# Exercise requirements
Show all lines from the listing below that contain "crosshatch".
++++++++++
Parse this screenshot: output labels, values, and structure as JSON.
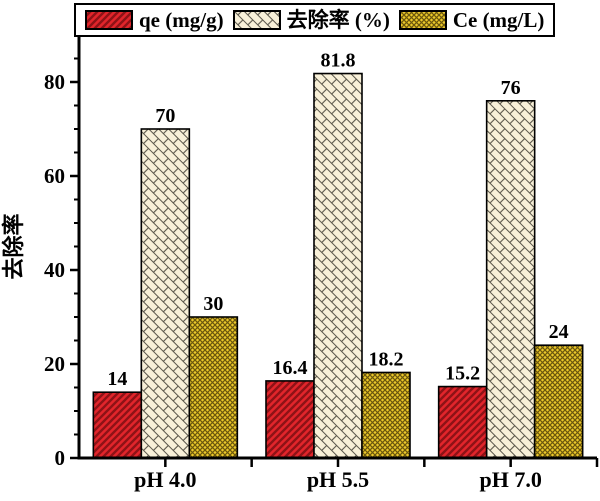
{
  "page": {
    "background": "#ffffff"
  },
  "legend": {
    "border_color": "#000000",
    "items": [
      {
        "label": "qe (mg/g)",
        "pattern": "red-diagonal-hatch",
        "fill": "#e2252b",
        "hatch_color": "#8e1216"
      },
      {
        "label": "去除率 (%)",
        "pattern": "cream-diagonal-weave",
        "fill": "#f8f0d8",
        "hatch_color": "#5a564a"
      },
      {
        "label": "Ce (mg/L)",
        "pattern": "gold-crosshatch",
        "fill": "#ecc929",
        "hatch_color": "#6b570e"
      }
    ]
  },
  "chart_data": {
    "type": "bar",
    "categories": [
      "pH 4.0",
      "pH 5.5",
      "pH 7.0"
    ],
    "series": [
      {
        "name": "qe (mg/g)",
        "values": [
          14,
          16.4,
          15.2
        ],
        "value_labels": [
          "14",
          "16.4",
          "15.2"
        ],
        "fill": "#e2252b",
        "hatch": "diagonal",
        "hatch_color": "#8e1216"
      },
      {
        "name": "去除率 (%)",
        "values": [
          70,
          81.8,
          76
        ],
        "value_labels": [
          "70",
          "81.8",
          "76"
        ],
        "fill": "#f8f0d8",
        "hatch": "weave",
        "hatch_color": "#5a564a"
      },
      {
        "name": "Ce (mg/L)",
        "values": [
          30,
          18.2,
          24
        ],
        "value_labels": [
          "30",
          "18.2",
          "24"
        ],
        "fill": "#ecc929",
        "hatch": "crosshatch",
        "hatch_color": "#6b570e"
      }
    ],
    "title": "",
    "xlabel": "",
    "ylabel": "去除率",
    "ylim": [
      0,
      90
    ],
    "yticks": [
      0,
      20,
      40,
      60,
      80
    ],
    "minor_tick_step": 5,
    "grid": false,
    "legend_position": "top",
    "axis_color": "#000000",
    "text_color": "#000000"
  }
}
++++++++++
# Written answer
        "pattern": "gold-crosshatch",
        "hatch": "crosshatch",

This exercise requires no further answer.